> **SET PROBLEM**
Omit the pictures and output every entry below exactly as written.

[Figure content listings]
--- --- ---

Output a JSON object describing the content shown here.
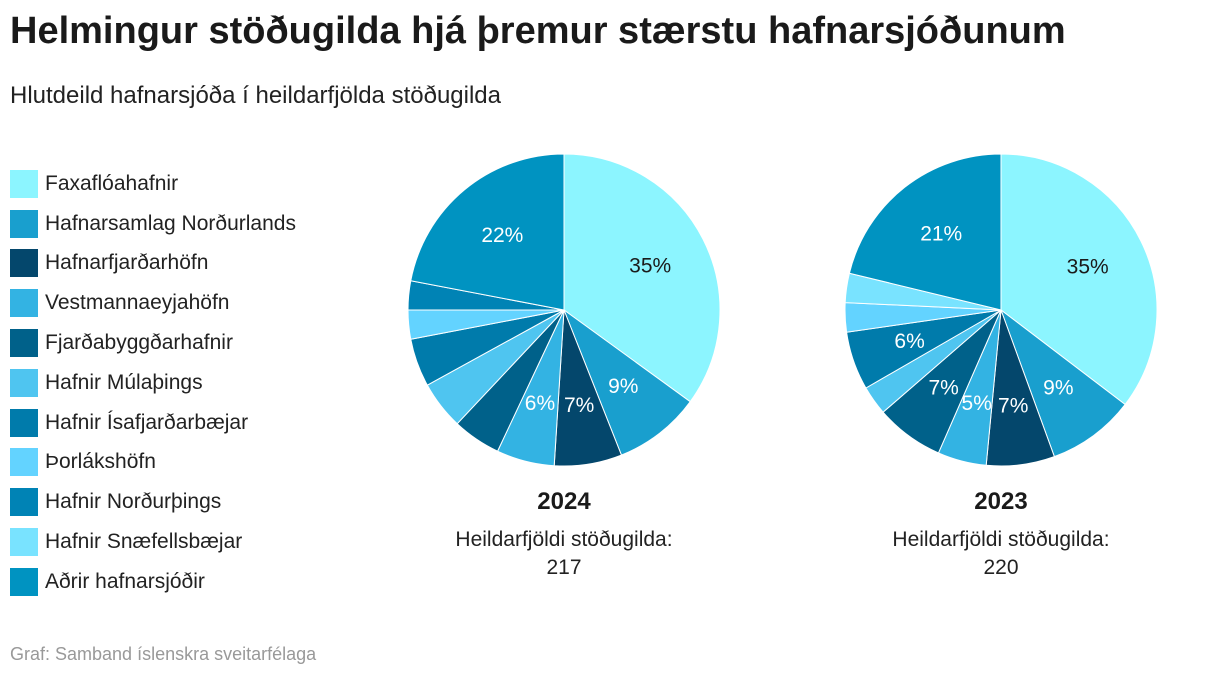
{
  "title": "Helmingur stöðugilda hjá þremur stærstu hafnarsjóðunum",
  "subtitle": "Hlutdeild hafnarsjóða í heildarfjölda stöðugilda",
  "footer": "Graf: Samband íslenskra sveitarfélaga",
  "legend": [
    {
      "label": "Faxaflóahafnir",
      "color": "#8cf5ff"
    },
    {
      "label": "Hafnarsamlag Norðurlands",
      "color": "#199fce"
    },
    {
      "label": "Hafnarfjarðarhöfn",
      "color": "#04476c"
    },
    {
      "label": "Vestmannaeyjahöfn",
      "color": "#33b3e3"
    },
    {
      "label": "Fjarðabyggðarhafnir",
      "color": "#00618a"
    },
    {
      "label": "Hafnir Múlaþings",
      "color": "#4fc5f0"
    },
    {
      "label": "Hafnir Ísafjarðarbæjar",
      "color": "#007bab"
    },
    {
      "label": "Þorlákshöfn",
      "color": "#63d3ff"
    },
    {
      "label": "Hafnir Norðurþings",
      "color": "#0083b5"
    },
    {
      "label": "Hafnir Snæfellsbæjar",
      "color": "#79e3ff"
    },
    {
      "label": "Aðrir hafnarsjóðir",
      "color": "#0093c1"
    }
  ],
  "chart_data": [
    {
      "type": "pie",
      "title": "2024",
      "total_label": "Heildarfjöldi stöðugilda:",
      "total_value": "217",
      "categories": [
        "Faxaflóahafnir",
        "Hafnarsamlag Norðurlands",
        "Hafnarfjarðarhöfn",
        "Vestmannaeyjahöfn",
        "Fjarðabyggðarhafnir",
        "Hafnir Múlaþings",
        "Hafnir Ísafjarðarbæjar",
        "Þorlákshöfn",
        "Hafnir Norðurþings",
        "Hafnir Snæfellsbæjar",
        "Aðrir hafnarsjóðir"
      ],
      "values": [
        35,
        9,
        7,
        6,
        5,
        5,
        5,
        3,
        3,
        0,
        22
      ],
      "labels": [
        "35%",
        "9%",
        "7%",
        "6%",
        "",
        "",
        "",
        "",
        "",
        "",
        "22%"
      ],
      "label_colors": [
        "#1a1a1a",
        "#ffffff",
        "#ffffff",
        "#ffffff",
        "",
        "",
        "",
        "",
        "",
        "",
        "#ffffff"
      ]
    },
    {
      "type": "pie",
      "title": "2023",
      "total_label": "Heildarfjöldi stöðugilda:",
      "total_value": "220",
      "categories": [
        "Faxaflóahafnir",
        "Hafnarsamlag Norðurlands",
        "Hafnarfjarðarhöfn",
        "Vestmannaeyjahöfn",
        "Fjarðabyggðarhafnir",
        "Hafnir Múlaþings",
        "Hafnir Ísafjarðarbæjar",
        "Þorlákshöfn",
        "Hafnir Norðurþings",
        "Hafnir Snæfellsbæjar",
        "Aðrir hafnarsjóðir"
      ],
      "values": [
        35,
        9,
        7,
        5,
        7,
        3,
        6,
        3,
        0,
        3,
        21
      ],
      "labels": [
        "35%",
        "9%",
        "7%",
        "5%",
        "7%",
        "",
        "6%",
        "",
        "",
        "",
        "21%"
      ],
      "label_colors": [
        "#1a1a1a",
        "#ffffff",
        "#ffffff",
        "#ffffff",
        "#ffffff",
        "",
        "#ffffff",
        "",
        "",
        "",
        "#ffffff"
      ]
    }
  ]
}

--- --- ---

> **PROBLEM SOLUTION**
Output a JSON object describing the content shown here.
{
  "title": "Helmingur stöðugilda hjá þremur stærstu hafnarsjóðunum",
  "subtitle": "Hlutdeild hafnarsjóða í heildarfjölda stöðugilda",
  "footer": "Graf: Samband íslenskra sveitarfélaga",
  "legend": [
    {
      "label": "Faxaflóahafnir",
      "color": "#8cf5ff"
    },
    {
      "label": "Hafnarsamlag Norðurlands",
      "color": "#199fce"
    },
    {
      "label": "Hafnarfjarðarhöfn",
      "color": "#04476c"
    },
    {
      "label": "Vestmannaeyjahöfn",
      "color": "#33b3e3"
    },
    {
      "label": "Fjarðabyggðarhafnir",
      "color": "#00618a"
    },
    {
      "label": "Hafnir Múlaþings",
      "color": "#4fc5f0"
    },
    {
      "label": "Hafnir Ísafjarðarbæjar",
      "color": "#007bab"
    },
    {
      "label": "Þorlákshöfn",
      "color": "#63d3ff"
    },
    {
      "label": "Hafnir Norðurþings",
      "color": "#0083b5"
    },
    {
      "label": "Hafnir Snæfellsbæjar",
      "color": "#79e3ff"
    },
    {
      "label": "Aðrir hafnarsjóðir",
      "color": "#0093c1"
    }
  ],
  "chart_data": [
    {
      "type": "pie",
      "title": "2024",
      "total_label": "Heildarfjöldi stöðugilda:",
      "total_value": "217",
      "categories": [
        "Faxaflóahafnir",
        "Hafnarsamlag Norðurlands",
        "Hafnarfjarðarhöfn",
        "Vestmannaeyjahöfn",
        "Fjarðabyggðarhafnir",
        "Hafnir Múlaþings",
        "Hafnir Ísafjarðarbæjar",
        "Þorlákshöfn",
        "Hafnir Norðurþings",
        "Hafnir Snæfellsbæjar",
        "Aðrir hafnarsjóðir"
      ],
      "values": [
        35,
        9,
        7,
        6,
        5,
        5,
        5,
        3,
        3,
        0,
        22
      ],
      "labels": [
        "35%",
        "9%",
        "7%",
        "6%",
        "",
        "",
        "",
        "",
        "",
        "",
        "22%"
      ],
      "label_colors": [
        "#1a1a1a",
        "#ffffff",
        "#ffffff",
        "#ffffff",
        "",
        "",
        "",
        "",
        "",
        "",
        "#ffffff"
      ]
    },
    {
      "type": "pie",
      "title": "2023",
      "total_label": "Heildarfjöldi stöðugilda:",
      "total_value": "220",
      "categories": [
        "Faxaflóahafnir",
        "Hafnarsamlag Norðurlands",
        "Hafnarfjarðarhöfn",
        "Vestmannaeyjahöfn",
        "Fjarðabyggðarhafnir",
        "Hafnir Múlaþings",
        "Hafnir Ísafjarðarbæjar",
        "Þorlákshöfn",
        "Hafnir Norðurþings",
        "Hafnir Snæfellsbæjar",
        "Aðrir hafnarsjóðir"
      ],
      "values": [
        35,
        9,
        7,
        5,
        7,
        3,
        6,
        3,
        0,
        3,
        21
      ],
      "labels": [
        "35%",
        "9%",
        "7%",
        "5%",
        "7%",
        "",
        "6%",
        "",
        "",
        "",
        "21%"
      ],
      "label_colors": [
        "#1a1a1a",
        "#ffffff",
        "#ffffff",
        "#ffffff",
        "#ffffff",
        "",
        "#ffffff",
        "",
        "",
        "",
        "#ffffff"
      ]
    }
  ]
}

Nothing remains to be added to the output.